--- start of GIVEN DATA ---
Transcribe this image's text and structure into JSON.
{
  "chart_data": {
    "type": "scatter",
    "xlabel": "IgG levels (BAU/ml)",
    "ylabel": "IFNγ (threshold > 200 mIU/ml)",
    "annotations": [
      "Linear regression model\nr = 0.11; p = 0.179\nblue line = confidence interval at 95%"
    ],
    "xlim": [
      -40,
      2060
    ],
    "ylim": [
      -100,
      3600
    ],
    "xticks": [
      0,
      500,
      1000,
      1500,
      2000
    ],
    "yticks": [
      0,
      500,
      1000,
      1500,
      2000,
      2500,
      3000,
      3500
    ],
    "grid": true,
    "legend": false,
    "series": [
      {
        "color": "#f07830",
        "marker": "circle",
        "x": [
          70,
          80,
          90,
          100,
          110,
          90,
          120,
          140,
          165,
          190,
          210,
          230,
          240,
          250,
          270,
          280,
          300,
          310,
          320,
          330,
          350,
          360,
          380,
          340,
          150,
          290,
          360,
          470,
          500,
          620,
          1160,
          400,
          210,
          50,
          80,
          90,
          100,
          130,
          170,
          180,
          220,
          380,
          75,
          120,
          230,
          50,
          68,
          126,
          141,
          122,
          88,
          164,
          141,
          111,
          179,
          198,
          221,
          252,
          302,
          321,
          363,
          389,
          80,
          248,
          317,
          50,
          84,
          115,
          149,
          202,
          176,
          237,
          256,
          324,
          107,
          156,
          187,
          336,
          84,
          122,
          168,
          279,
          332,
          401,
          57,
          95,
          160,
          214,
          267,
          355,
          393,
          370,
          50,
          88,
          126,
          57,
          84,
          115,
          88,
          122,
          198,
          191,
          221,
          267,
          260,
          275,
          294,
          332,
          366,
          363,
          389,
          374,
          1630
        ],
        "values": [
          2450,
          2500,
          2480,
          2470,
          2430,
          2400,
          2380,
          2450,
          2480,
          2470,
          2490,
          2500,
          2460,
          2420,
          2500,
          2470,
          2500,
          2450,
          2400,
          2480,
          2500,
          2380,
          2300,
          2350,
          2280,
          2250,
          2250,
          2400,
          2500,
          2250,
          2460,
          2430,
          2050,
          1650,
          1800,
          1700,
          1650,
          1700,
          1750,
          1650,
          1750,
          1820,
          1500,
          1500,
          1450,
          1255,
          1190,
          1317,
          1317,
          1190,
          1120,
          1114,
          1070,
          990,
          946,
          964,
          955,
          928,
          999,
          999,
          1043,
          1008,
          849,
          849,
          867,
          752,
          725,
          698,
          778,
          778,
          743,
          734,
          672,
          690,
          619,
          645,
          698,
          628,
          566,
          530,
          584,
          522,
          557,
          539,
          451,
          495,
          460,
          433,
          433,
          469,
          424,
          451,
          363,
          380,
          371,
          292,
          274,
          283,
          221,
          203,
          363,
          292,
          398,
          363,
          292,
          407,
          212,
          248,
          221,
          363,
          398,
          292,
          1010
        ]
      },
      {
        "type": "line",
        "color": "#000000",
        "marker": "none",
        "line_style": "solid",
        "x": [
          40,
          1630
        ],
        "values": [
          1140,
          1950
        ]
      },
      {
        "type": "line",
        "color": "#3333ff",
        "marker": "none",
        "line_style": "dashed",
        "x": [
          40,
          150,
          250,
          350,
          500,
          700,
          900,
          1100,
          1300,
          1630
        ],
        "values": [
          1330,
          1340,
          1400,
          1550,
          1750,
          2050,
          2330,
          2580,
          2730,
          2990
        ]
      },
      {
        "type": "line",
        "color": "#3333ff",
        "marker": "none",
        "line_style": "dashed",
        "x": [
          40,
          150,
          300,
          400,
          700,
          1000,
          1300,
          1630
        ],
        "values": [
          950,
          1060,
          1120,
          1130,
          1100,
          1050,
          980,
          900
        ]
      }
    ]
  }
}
--- end of GIVEN DATA ---
» **TASK DETAILS**: Each line above is to be repeated exactly.

» **SOLUTION**:
Transcribe this image's text and structure into JSON.
{
  "chart_data": {
    "type": "scatter",
    "xlabel": "IgG levels (BAU/ml)",
    "ylabel": "IFNγ (threshold > 200 mIU/ml)",
    "annotations": [
      "Linear regression model\nr = 0.11; p = 0.179\nblue line = confidence interval at 95%"
    ],
    "xlim": [
      -40,
      2060
    ],
    "ylim": [
      -100,
      3600
    ],
    "xticks": [
      0,
      500,
      1000,
      1500,
      2000
    ],
    "yticks": [
      0,
      500,
      1000,
      1500,
      2000,
      2500,
      3000,
      3500
    ],
    "grid": true,
    "legend": false,
    "series": [
      {
        "color": "#f07830",
        "marker": "circle",
        "x": [
          70,
          80,
          90,
          100,
          110,
          90,
          120,
          140,
          165,
          190,
          210,
          230,
          240,
          250,
          270,
          280,
          300,
          310,
          320,
          330,
          350,
          360,
          380,
          340,
          150,
          290,
          360,
          470,
          500,
          620,
          1160,
          400,
          210,
          50,
          80,
          90,
          100,
          130,
          170,
          180,
          220,
          380,
          75,
          120,
          230,
          50,
          68,
          126,
          141,
          122,
          88,
          164,
          141,
          111,
          179,
          198,
          221,
          252,
          302,
          321,
          363,
          389,
          80,
          248,
          317,
          50,
          84,
          115,
          149,
          202,
          176,
          237,
          256,
          324,
          107,
          156,
          187,
          336,
          84,
          122,
          168,
          279,
          332,
          401,
          57,
          95,
          160,
          214,
          267,
          355,
          393,
          370,
          50,
          88,
          126,
          57,
          84,
          115,
          88,
          122,
          198,
          191,
          221,
          267,
          260,
          275,
          294,
          332,
          366,
          363,
          389,
          374,
          1630
        ],
        "values": [
          2450,
          2500,
          2480,
          2470,
          2430,
          2400,
          2380,
          2450,
          2480,
          2470,
          2490,
          2500,
          2460,
          2420,
          2500,
          2470,
          2500,
          2450,
          2400,
          2480,
          2500,
          2380,
          2300,
          2350,
          2280,
          2250,
          2250,
          2400,
          2500,
          2250,
          2460,
          2430,
          2050,
          1650,
          1800,
          1700,
          1650,
          1700,
          1750,
          1650,
          1750,
          1820,
          1500,
          1500,
          1450,
          1255,
          1190,
          1317,
          1317,
          1190,
          1120,
          1114,
          1070,
          990,
          946,
          964,
          955,
          928,
          999,
          999,
          1043,
          1008,
          849,
          849,
          867,
          752,
          725,
          698,
          778,
          778,
          743,
          734,
          672,
          690,
          619,
          645,
          698,
          628,
          566,
          530,
          584,
          522,
          557,
          539,
          451,
          495,
          460,
          433,
          433,
          469,
          424,
          451,
          363,
          380,
          371,
          292,
          274,
          283,
          221,
          203,
          363,
          292,
          398,
          363,
          292,
          407,
          212,
          248,
          221,
          363,
          398,
          292,
          1010
        ]
      },
      {
        "type": "line",
        "color": "#000000",
        "marker": "none",
        "line_style": "solid",
        "x": [
          40,
          1630
        ],
        "values": [
          1140,
          1950
        ]
      },
      {
        "type": "line",
        "color": "#3333ff",
        "marker": "none",
        "line_style": "dashed",
        "x": [
          40,
          150,
          250,
          350,
          500,
          700,
          900,
          1100,
          1300,
          1630
        ],
        "values": [
          1330,
          1340,
          1400,
          1550,
          1750,
          2050,
          2330,
          2580,
          2730,
          2990
        ]
      },
      {
        "type": "line",
        "color": "#3333ff",
        "marker": "none",
        "line_style": "dashed",
        "x": [
          40,
          150,
          300,
          400,
          700,
          1000,
          1300,
          1630
        ],
        "values": [
          950,
          1060,
          1120,
          1130,
          1100,
          1050,
          980,
          900
        ]
      }
    ]
  }
}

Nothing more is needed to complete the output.